WHAT YOU SHOULD DO - Send back all the data below, exactly as given.

EXERCISE INPUT -
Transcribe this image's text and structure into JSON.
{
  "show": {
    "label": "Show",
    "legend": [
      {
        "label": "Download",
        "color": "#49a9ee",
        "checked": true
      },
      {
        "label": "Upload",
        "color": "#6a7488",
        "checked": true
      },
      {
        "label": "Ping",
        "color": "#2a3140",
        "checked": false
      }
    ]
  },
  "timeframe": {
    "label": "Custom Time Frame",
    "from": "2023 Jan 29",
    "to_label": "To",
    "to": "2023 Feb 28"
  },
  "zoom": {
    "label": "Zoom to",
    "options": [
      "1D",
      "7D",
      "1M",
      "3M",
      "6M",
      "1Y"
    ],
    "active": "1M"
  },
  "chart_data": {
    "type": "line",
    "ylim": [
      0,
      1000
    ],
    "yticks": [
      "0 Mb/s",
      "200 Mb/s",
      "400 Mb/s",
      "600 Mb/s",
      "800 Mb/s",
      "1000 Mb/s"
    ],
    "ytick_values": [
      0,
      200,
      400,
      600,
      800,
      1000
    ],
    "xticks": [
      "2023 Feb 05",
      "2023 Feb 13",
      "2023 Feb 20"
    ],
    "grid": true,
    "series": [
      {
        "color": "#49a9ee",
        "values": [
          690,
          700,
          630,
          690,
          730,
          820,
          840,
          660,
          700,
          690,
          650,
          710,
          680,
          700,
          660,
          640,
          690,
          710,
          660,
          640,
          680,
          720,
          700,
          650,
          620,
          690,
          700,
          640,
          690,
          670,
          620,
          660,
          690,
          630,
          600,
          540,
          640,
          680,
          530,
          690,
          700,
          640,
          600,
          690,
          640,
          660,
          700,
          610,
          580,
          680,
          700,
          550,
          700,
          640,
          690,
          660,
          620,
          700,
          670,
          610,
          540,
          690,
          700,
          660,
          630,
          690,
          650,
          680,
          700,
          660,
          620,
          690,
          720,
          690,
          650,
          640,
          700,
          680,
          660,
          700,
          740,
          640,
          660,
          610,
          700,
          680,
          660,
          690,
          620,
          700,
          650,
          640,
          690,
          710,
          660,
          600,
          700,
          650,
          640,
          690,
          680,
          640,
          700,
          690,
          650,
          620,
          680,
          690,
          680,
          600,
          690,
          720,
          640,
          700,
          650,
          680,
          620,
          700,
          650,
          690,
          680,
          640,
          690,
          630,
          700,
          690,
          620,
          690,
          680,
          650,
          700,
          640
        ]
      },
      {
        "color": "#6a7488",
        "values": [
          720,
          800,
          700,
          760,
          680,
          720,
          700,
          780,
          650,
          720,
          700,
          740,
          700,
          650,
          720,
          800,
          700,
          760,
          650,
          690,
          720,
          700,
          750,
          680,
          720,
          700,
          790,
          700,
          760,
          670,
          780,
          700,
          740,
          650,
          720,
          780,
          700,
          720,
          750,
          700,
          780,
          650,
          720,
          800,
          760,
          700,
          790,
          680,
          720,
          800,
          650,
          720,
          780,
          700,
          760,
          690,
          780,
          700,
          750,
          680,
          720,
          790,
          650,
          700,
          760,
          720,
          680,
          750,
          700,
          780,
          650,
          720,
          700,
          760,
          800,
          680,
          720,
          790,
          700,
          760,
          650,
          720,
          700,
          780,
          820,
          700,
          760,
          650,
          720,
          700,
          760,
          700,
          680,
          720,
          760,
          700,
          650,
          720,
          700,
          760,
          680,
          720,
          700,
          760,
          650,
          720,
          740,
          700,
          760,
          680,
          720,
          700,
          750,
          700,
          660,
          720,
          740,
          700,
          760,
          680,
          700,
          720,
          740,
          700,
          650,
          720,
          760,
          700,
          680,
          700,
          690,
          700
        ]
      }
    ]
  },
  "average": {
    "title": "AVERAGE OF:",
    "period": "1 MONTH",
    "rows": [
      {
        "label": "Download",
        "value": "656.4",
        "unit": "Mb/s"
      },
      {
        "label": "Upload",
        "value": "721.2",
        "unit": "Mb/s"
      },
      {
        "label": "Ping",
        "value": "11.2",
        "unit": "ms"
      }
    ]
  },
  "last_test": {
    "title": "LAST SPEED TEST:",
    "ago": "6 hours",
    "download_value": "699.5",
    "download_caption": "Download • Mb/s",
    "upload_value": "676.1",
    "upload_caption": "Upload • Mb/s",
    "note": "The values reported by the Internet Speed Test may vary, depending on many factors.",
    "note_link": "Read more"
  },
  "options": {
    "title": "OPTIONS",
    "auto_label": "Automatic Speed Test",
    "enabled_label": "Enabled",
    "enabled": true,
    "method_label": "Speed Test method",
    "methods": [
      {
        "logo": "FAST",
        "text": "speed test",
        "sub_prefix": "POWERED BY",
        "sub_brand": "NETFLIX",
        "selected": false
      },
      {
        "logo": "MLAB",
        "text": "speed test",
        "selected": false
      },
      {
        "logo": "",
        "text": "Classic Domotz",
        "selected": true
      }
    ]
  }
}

RESULT OF THE EXERCISE -
Transcribe this image's text and structure into JSON.
{
  "show": {
    "label": "Show",
    "legend": [
      {
        "label": "Download",
        "color": "#49a9ee",
        "checked": true
      },
      {
        "label": "Upload",
        "color": "#6a7488",
        "checked": true
      },
      {
        "label": "Ping",
        "color": "#2a3140",
        "checked": false
      }
    ]
  },
  "timeframe": {
    "label": "Custom Time Frame",
    "from": "2023 Jan 29",
    "to_label": "To",
    "to": "2023 Feb 28"
  },
  "zoom": {
    "label": "Zoom to",
    "options": [
      "1D",
      "7D",
      "1M",
      "3M",
      "6M",
      "1Y"
    ],
    "active": "1M"
  },
  "chart_data": {
    "type": "line",
    "ylim": [
      0,
      1000
    ],
    "yticks": [
      "0 Mb/s",
      "200 Mb/s",
      "400 Mb/s",
      "600 Mb/s",
      "800 Mb/s",
      "1000 Mb/s"
    ],
    "ytick_values": [
      0,
      200,
      400,
      600,
      800,
      1000
    ],
    "xticks": [
      "2023 Feb 05",
      "2023 Feb 13",
      "2023 Feb 20"
    ],
    "grid": true,
    "series": [
      {
        "color": "#49a9ee",
        "values": [
          690,
          700,
          630,
          690,
          730,
          820,
          840,
          660,
          700,
          690,
          650,
          710,
          680,
          700,
          660,
          640,
          690,
          710,
          660,
          640,
          680,
          720,
          700,
          650,
          620,
          690,
          700,
          640,
          690,
          670,
          620,
          660,
          690,
          630,
          600,
          540,
          640,
          680,
          530,
          690,
          700,
          640,
          600,
          690,
          640,
          660,
          700,
          610,
          580,
          680,
          700,
          550,
          700,
          640,
          690,
          660,
          620,
          700,
          670,
          610,
          540,
          690,
          700,
          660,
          630,
          690,
          650,
          680,
          700,
          660,
          620,
          690,
          720,
          690,
          650,
          640,
          700,
          680,
          660,
          700,
          740,
          640,
          660,
          610,
          700,
          680,
          660,
          690,
          620,
          700,
          650,
          640,
          690,
          710,
          660,
          600,
          700,
          650,
          640,
          690,
          680,
          640,
          700,
          690,
          650,
          620,
          680,
          690,
          680,
          600,
          690,
          720,
          640,
          700,
          650,
          680,
          620,
          700,
          650,
          690,
          680,
          640,
          690,
          630,
          700,
          690,
          620,
          690,
          680,
          650,
          700,
          640
        ]
      },
      {
        "color": "#6a7488",
        "values": [
          720,
          800,
          700,
          760,
          680,
          720,
          700,
          780,
          650,
          720,
          700,
          740,
          700,
          650,
          720,
          800,
          700,
          760,
          650,
          690,
          720,
          700,
          750,
          680,
          720,
          700,
          790,
          700,
          760,
          670,
          780,
          700,
          740,
          650,
          720,
          780,
          700,
          720,
          750,
          700,
          780,
          650,
          720,
          800,
          760,
          700,
          790,
          680,
          720,
          800,
          650,
          720,
          780,
          700,
          760,
          690,
          780,
          700,
          750,
          680,
          720,
          790,
          650,
          700,
          760,
          720,
          680,
          750,
          700,
          780,
          650,
          720,
          700,
          760,
          800,
          680,
          720,
          790,
          700,
          760,
          650,
          720,
          700,
          780,
          820,
          700,
          760,
          650,
          720,
          700,
          760,
          700,
          680,
          720,
          760,
          700,
          650,
          720,
          700,
          760,
          680,
          720,
          700,
          760,
          650,
          720,
          740,
          700,
          760,
          680,
          720,
          700,
          750,
          700,
          660,
          720,
          740,
          700,
          760,
          680,
          700,
          720,
          740,
          700,
          650,
          720,
          760,
          700,
          680,
          700,
          690,
          700
        ]
      }
    ]
  },
  "average": {
    "title": "AVERAGE OF:",
    "period": "1 MONTH",
    "rows": [
      {
        "label": "Download",
        "value": "656.4",
        "unit": "Mb/s"
      },
      {
        "label": "Upload",
        "value": "721.2",
        "unit": "Mb/s"
      },
      {
        "label": "Ping",
        "value": "11.2",
        "unit": "ms"
      }
    ]
  },
  "last_test": {
    "title": "LAST SPEED TEST:",
    "ago": "6 hours",
    "download_value": "699.5",
    "download_caption": "Download • Mb/s",
    "upload_value": "676.1",
    "upload_caption": "Upload • Mb/s",
    "note": "The values reported by the Internet Speed Test may vary, depending on many factors.",
    "note_link": "Read more"
  },
  "options": {
    "title": "OPTIONS",
    "auto_label": "Automatic Speed Test",
    "enabled_label": "Enabled",
    "enabled": true,
    "method_label": "Speed Test method",
    "methods": [
      {
        "logo": "FAST",
        "text": "speed test",
        "sub_prefix": "POWERED BY",
        "sub_brand": "NETFLIX",
        "selected": false
      },
      {
        "logo": "MLAB",
        "text": "speed test",
        "selected": false
      },
      {
        "logo": "",
        "text": "Classic Domotz",
        "selected": true
      }
    ]
  }
}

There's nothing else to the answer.